EXERCISE REQUIREMENTS ▸ Extract the rows starting at the beginning and ending at the line containing "transform-i-label: Transform I", both ends included, and reproduce each line without any change.

ENTRIES ▸
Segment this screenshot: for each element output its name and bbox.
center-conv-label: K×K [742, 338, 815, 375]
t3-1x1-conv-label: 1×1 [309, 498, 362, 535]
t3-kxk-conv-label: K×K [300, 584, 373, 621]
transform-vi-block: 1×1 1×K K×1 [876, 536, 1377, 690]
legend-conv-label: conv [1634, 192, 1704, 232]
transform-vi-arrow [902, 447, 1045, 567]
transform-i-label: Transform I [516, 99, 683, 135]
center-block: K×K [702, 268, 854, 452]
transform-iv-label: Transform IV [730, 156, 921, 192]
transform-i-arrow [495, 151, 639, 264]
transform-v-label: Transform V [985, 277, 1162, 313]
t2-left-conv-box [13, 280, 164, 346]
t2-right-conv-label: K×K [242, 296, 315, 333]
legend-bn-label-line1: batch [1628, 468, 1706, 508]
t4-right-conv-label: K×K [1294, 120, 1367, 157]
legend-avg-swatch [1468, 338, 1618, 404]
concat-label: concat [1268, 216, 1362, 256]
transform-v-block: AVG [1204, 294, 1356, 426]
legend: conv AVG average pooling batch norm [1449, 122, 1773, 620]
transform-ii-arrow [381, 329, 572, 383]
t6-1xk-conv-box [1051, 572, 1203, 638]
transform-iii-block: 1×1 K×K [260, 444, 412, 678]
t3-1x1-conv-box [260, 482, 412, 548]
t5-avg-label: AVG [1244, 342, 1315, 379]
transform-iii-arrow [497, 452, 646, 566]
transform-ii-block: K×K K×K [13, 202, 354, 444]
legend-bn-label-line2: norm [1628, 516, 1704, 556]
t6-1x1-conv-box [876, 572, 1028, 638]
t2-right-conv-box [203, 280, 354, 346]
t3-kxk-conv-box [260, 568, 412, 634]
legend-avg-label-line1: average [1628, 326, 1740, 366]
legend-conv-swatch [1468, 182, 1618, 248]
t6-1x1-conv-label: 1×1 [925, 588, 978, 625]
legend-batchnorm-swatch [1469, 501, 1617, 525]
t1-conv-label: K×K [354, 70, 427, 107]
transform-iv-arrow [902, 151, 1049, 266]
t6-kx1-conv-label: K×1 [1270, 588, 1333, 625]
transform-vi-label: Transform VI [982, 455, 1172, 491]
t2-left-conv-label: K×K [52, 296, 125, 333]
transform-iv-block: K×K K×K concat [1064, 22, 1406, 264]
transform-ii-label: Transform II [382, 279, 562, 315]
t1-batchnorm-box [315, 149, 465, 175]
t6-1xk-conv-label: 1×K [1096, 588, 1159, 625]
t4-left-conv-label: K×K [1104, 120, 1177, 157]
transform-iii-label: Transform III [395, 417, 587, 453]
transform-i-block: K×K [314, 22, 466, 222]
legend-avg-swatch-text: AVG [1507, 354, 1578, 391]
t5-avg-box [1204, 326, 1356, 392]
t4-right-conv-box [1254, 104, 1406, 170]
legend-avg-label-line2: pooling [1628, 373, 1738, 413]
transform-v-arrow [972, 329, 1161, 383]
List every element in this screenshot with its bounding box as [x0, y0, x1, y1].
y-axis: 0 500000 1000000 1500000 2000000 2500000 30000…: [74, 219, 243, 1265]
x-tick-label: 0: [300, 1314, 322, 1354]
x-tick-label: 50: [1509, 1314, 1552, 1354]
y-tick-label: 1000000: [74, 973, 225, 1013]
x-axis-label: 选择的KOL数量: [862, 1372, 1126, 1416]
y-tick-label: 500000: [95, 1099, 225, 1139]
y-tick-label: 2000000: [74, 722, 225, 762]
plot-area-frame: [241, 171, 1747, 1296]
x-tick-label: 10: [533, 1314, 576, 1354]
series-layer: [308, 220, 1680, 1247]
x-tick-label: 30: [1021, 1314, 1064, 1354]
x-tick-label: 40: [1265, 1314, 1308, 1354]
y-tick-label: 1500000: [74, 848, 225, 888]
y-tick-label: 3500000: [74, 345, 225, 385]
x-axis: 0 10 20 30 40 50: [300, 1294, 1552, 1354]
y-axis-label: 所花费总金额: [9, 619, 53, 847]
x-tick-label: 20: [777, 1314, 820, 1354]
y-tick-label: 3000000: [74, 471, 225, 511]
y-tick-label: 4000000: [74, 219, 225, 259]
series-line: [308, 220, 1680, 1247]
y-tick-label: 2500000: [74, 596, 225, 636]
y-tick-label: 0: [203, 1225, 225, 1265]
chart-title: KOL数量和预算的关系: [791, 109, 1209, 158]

ANSWER FOR THIS EXERCISE ▸
Segment this screenshot: for each element output its name and bbox.
center-conv-label: K×K [742, 338, 815, 375]
t3-1x1-conv-label: 1×1 [309, 498, 362, 535]
t3-kxk-conv-label: K×K [300, 584, 373, 621]
transform-vi-block: 1×1 1×K K×1 [876, 536, 1377, 690]
legend-conv-label: conv [1634, 192, 1704, 232]
transform-vi-arrow [902, 447, 1045, 567]
transform-i-label: Transform I [516, 99, 683, 135]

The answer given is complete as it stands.